▸ **TEXT UNDER STUDY**
──────────────────────────────

Calling witnesses – including former national security adviser John Bolton – to President Trump’s impeachment trial is likely to cause short-term volatility in financial markets.
This is the warning from Tom Elliott, International Investment Strategist at deVere Group, one of the world’s largest independent financial advisory and services organisations.
It comes as the impeachment trial reaches a critical stage, with seemingly growing support to have witnesses called to the Senate.
“It was assumed that Trump’s impeachment trial would be done and dusted this week,” Elliott said.
“However, in light of revelations from former national security adviser John Bolton’s draft book manuscript that Trump confirmed to him U.S. security support to Ukraine was based on the condition of investigations into political opponents, the conclusion and timings are now less certain due to the increasing calls for witnesses.
“At least two Republican senators are indicating that they are in favour of wanting to hear from witnesses, including Bolton.”

──────────────────────────────

▸ **WHAT THE EXERCISE ASKS**
Could you carry the article on impeachment-trial witnesses and market volatility forward from its last paragraph?

(Excerpts from a dataset)
──────────────────────────────

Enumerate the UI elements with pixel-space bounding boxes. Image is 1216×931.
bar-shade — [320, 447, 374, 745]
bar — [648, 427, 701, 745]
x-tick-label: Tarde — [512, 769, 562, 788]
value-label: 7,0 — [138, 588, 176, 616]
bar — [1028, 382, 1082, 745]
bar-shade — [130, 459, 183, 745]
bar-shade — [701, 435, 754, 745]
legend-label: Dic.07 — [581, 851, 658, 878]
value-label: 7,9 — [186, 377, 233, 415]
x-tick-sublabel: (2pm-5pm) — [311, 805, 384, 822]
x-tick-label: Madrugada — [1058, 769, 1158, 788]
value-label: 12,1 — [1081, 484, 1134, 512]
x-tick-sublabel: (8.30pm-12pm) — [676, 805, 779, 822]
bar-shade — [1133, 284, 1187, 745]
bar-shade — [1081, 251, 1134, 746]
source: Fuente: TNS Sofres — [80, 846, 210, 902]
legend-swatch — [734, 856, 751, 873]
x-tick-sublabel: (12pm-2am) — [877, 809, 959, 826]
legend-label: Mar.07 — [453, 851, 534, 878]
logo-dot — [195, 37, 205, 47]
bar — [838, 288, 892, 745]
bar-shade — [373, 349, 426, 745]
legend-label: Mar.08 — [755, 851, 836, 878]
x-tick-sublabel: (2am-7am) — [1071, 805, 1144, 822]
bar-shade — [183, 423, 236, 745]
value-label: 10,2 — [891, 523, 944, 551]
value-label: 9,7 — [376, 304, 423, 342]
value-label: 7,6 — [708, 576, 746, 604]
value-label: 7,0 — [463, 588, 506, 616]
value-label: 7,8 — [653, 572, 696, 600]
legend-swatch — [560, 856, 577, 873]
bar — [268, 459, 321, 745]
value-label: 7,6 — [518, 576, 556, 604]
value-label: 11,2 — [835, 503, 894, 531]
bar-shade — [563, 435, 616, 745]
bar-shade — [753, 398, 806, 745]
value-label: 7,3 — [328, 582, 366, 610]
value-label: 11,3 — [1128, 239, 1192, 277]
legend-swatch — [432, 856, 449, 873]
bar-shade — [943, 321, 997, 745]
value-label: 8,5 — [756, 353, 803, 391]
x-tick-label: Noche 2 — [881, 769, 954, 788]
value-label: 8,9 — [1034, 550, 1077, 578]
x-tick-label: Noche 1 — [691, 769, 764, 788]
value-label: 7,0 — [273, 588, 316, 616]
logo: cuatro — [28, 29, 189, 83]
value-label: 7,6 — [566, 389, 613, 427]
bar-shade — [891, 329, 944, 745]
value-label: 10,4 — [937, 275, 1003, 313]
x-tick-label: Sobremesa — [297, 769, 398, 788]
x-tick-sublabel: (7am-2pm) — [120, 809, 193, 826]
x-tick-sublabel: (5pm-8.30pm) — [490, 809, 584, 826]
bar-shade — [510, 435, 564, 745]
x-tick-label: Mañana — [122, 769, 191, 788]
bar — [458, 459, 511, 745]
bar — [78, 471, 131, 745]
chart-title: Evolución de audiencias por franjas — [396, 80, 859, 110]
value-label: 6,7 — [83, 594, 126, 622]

──────────────────────────────

▸ **RESULT**
“Financial markets don’t want a drawn-out impeachment trial. They want certainty, especially as investors are already nervous because of the coronavirus outbreak,” the deVere expert said, adding that “some sectors are more at risk of a longer impeachment trial – and damage to President Trump – than others.
“Sectors that would suffer from regulation by Democrats, notably pharma, energy and banks want him to win again.”
Elliott explained that four Republican senators need to agree to call Bolton.
“If they do, they are likely to demand the Bidens – both father and son – appear also. This will make the impeachment trial much longer. The longer the process, the more volatility will occur in global financial markets.
“Expect banks, pharma and energy to lead this market volatility if Bolton is called by the Senate,” Elliott concluded.